» DIRECTION
You are to retype all of the data exactly as it appears.

──────── RECORDS PROVIDED

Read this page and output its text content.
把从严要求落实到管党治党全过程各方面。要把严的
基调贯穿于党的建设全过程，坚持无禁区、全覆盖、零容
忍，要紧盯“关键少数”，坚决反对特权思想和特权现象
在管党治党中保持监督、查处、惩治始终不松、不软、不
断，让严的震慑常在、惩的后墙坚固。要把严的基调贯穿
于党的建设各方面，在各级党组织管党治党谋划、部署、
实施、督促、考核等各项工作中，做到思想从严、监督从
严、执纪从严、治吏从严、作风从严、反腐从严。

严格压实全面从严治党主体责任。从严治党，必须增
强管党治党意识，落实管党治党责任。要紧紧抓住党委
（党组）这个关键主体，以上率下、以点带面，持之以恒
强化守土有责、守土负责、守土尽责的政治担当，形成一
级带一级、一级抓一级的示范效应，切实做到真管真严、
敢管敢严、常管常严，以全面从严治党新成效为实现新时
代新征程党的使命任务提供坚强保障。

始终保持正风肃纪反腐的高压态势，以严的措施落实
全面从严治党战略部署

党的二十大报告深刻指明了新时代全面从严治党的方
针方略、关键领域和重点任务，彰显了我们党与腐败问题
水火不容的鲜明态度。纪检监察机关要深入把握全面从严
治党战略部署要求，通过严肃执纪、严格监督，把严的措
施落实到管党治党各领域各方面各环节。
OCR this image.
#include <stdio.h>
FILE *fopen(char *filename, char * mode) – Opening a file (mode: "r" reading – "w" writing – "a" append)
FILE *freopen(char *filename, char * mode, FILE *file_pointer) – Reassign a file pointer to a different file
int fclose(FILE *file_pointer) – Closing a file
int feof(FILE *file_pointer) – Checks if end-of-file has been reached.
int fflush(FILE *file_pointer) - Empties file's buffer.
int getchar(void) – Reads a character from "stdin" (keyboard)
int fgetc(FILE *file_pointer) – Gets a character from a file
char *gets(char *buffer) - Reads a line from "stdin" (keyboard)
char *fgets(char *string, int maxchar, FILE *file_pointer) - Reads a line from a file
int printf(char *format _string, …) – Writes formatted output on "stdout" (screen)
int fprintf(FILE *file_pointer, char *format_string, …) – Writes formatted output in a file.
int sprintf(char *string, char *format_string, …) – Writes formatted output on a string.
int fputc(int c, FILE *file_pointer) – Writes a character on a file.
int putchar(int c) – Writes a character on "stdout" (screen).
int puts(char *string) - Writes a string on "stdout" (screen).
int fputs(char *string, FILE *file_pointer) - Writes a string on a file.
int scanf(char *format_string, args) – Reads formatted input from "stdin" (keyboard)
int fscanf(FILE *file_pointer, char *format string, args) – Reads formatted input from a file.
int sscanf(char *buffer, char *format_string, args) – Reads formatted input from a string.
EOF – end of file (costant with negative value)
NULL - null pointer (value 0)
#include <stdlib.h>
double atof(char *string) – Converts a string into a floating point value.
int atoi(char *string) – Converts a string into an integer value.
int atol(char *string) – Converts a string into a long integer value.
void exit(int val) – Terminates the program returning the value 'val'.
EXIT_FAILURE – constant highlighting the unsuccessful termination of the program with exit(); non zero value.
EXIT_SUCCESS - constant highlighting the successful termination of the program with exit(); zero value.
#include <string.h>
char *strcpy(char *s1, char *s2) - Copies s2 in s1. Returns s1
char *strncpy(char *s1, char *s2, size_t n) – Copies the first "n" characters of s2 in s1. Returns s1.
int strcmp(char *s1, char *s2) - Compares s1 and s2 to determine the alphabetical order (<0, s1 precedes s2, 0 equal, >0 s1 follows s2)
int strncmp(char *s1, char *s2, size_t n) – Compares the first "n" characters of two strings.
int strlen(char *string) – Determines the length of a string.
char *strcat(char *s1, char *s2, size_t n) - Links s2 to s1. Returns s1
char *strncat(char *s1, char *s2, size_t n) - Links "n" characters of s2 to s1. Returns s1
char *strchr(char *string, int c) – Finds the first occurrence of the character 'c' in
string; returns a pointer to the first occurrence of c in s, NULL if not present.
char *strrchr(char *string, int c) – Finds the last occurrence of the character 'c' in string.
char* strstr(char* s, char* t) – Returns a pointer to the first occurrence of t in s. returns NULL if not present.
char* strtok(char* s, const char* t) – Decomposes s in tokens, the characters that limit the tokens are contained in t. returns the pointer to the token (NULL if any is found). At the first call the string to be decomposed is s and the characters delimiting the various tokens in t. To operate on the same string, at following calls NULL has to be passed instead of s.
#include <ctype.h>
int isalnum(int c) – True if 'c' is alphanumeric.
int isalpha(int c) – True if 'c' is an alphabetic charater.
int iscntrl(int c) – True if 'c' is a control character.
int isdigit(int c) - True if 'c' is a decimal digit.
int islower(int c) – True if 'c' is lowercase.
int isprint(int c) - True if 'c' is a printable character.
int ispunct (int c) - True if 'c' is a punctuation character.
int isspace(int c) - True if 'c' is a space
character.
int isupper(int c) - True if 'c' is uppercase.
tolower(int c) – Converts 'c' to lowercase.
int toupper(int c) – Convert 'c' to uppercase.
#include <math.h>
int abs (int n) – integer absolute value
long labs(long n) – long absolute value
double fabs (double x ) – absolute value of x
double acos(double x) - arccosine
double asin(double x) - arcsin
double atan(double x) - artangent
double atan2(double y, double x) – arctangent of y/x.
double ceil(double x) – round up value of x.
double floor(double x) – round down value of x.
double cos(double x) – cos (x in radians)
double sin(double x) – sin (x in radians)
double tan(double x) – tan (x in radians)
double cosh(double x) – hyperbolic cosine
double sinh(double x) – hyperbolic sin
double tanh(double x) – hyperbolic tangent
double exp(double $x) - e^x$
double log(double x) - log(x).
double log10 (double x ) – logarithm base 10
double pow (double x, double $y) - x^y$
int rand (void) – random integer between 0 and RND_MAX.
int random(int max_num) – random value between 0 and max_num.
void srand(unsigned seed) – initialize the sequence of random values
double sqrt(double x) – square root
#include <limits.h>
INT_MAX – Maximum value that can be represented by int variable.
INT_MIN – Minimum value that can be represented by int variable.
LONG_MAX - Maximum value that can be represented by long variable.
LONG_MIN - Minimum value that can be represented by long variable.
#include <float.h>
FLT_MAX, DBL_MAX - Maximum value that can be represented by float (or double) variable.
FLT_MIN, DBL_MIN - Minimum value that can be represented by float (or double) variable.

────────────────

» RESULT OF THIS TASK
Read this page and output its text content.
把从严要求落实到管党治党全过程各方面。要把严的
基调贯穿于党的建设全过程，坚持无禁区、全覆盖、零容
忍，要紧盯“关键少数”，坚决反对特权思想和特权现象
在管党治党中保持监督、查处、惩治始终不松、不软、不
断，让严的震慑常在、惩的后墙坚固。要把严的基调贯穿
于党的建设各方面，在各级党组织管党治党谋划、部署、
实施、督促、考核等各项工作中，做到思想从严、监督从
严、执纪从严、治吏从严、作风从严、反腐从严。

严格压实全面从严治党主体责任。从严治党，必须增
强管党治党意识，落实管党治党责任。要紧紧抓住党委
（党组）这个关键主体，以上率下、以点带面，持之以恒
强化守土有责、守土负责、守土尽责的政治担当，形成一
级带一级、一级抓一级的示范效应，切实做到真管真严、
敢管敢严、常管常严，以全面从严治党新成效为实现新时
代新征程党的使命任务提供坚强保障。

始终保持正风肃纪反腐的高压态势，以严的措施落实
全面从严治党战略部署

党的二十大报告深刻指明了新时代全面从严治党的方
针方略、关键领域和重点任务，彰显了我们党与腐败问题
水火不容的鲜明态度。纪检监察机关要深入把握全面从严
治党战略部署要求，通过严肃执纪、严格监督，把严的措
施落实到管党治党各领域各方面各环节。
OCR this image.
#include <stdio.h>
FILE *fopen(char *filename, char * mode) – Opening a file (mode: "r" reading – "w" writing – "a" append)
FILE *freopen(char *filename, char * mode, FILE *file_pointer) – Reassign a file pointer to a different file
int fclose(FILE *file_pointer) – Closing a file
int feof(FILE *file_pointer) – Checks if end-of-file has been reached.
int fflush(FILE *file_pointer) - Empties file's buffer.
int getchar(void) – Reads a character from "stdin" (keyboard)
int fgetc(FILE *file_pointer) – Gets a character from a file
char *gets(char *buffer) - Reads a line from "stdin" (keyboard)
char *fgets(char *string, int maxchar, FILE *file_pointer) - Reads a line from a file
int printf(char *format _string, …) – Writes formatted output on "stdout" (screen)
int fprintf(FILE *file_pointer, char *format_string, …) – Writes formatted output in a file.
int sprintf(char *string, char *format_string, …) – Writes formatted output on a string.
int fputc(int c, FILE *file_pointer) – Writes a character on a file.
int putchar(int c) – Writes a character on "stdout" (screen).
int puts(char *string) - Writes a string on "stdout" (screen).
int fputs(char *string, FILE *file_pointer) - Writes a string on a file.
int scanf(char *format_string, args) – Reads formatted input from "stdin" (keyboard)
int fscanf(FILE *file_pointer, char *format string, args) – Reads formatted input from a file.
int sscanf(char *buffer, char *format_string, args) – Reads formatted input from a string.
EOF – end of file (costant with negative value)
NULL - null pointer (value 0)
#include <stdlib.h>
double atof(char *string) – Converts a string into a floating point value.
int atoi(char *string) – Converts a string into an integer value.
int atol(char *string) – Converts a string into a long integer value.
void exit(int val) – Terminates the program returning the value 'val'.
EXIT_FAILURE – constant highlighting the unsuccessful termination of the program with exit(); non zero value.
EXIT_SUCCESS - constant highlighting the successful termination of the program with exit(); zero value.
#include <string.h>
char *strcpy(char *s1, char *s2) - Copies s2 in s1. Returns s1
char *strncpy(char *s1, char *s2, size_t n) – Copies the first "n" characters of s2 in s1. Returns s1.
int strcmp(char *s1, char *s2) - Compares s1 and s2 to determine the alphabetical order (<0, s1 precedes s2, 0 equal, >0 s1 follows s2)
int strncmp(char *s1, char *s2, size_t n) – Compares the first "n" characters of two strings.
int strlen(char *string) – Determines the length of a string.
char *strcat(char *s1, char *s2, size_t n) - Links s2 to s1. Returns s1
char *strncat(char *s1, char *s2, size_t n) - Links "n" characters of s2 to s1. Returns s1
char *strchr(char *string, int c) – Finds the first occurrence of the character 'c' in
string; returns a pointer to the first occurrence of c in s, NULL if not present.
char *strrchr(char *string, int c) – Finds the last occurrence of the character 'c' in string.
char* strstr(char* s, char* t) – Returns a pointer to the first occurrence of t in s. returns NULL if not present.
char* strtok(char* s, const char* t) – Decomposes s in tokens, the characters that limit the tokens are contained in t. returns the pointer to the token (NULL if any is found). At the first call the string to be decomposed is s and the characters delimiting the various tokens in t. To operate on the same string, at following calls NULL has to be passed instead of s.
#include <ctype.h>
int isalnum(int c) – True if 'c' is alphanumeric.
int isalpha(int c) – True if 'c' is an alphabetic charater.
int iscntrl(int c) – True if 'c' is a control character.
int isdigit(int c) - True if 'c' is a decimal digit.
int islower(int c) – True if 'c' is lowercase.
int isprint(int c) - True if 'c' is a printable character.
int ispunct (int c) - True if 'c' is a punctuation character.
int isspace(int c) - True if 'c' is a space
character.
int isupper(int c) - True if 'c' is uppercase.
tolower(int c) – Converts 'c' to lowercase.
int toupper(int c) – Convert 'c' to uppercase.
#include <math.h>
int abs (int n) – integer absolute value
long labs(long n) – long absolute value
double fabs (double x ) – absolute value of x
double acos(double x) - arccosine
double asin(double x) - arcsin
double atan(double x) - artangent
double atan2(double y, double x) – arctangent of y/x.
double ceil(double x) – round up value of x.
double floor(double x) – round down value of x.
double cos(double x) – cos (x in radians)
double sin(double x) – sin (x in radians)
double tan(double x) – tan (x in radians)
double cosh(double x) – hyperbolic cosine
double sinh(double x) – hyperbolic sin
double tanh(double x) – hyperbolic tangent
double exp(double $x) - e^x$
double log(double x) - log(x).
double log10 (double x ) – logarithm base 10
double pow (double x, double $y) - x^y$
int rand (void) – random integer between 0 and RND_MAX.
int random(int max_num) – random value between 0 and max_num.
void srand(unsigned seed) – initialize the sequence of random values
double sqrt(double x) – square root
#include <limits.h>
INT_MAX – Maximum value that can be represented by int variable.
INT_MIN – Minimum value that can be represented by int variable.
LONG_MAX - Maximum value that can be represented by long variable.
LONG_MIN - Minimum value that can be represented by long variable.
#include <float.h>
FLT_MAX, DBL_MAX - Maximum value that can be represented by float (or double) variable.
FLT_MIN, DBL_MIN - Minimum value that can be represented by float (or double) variable.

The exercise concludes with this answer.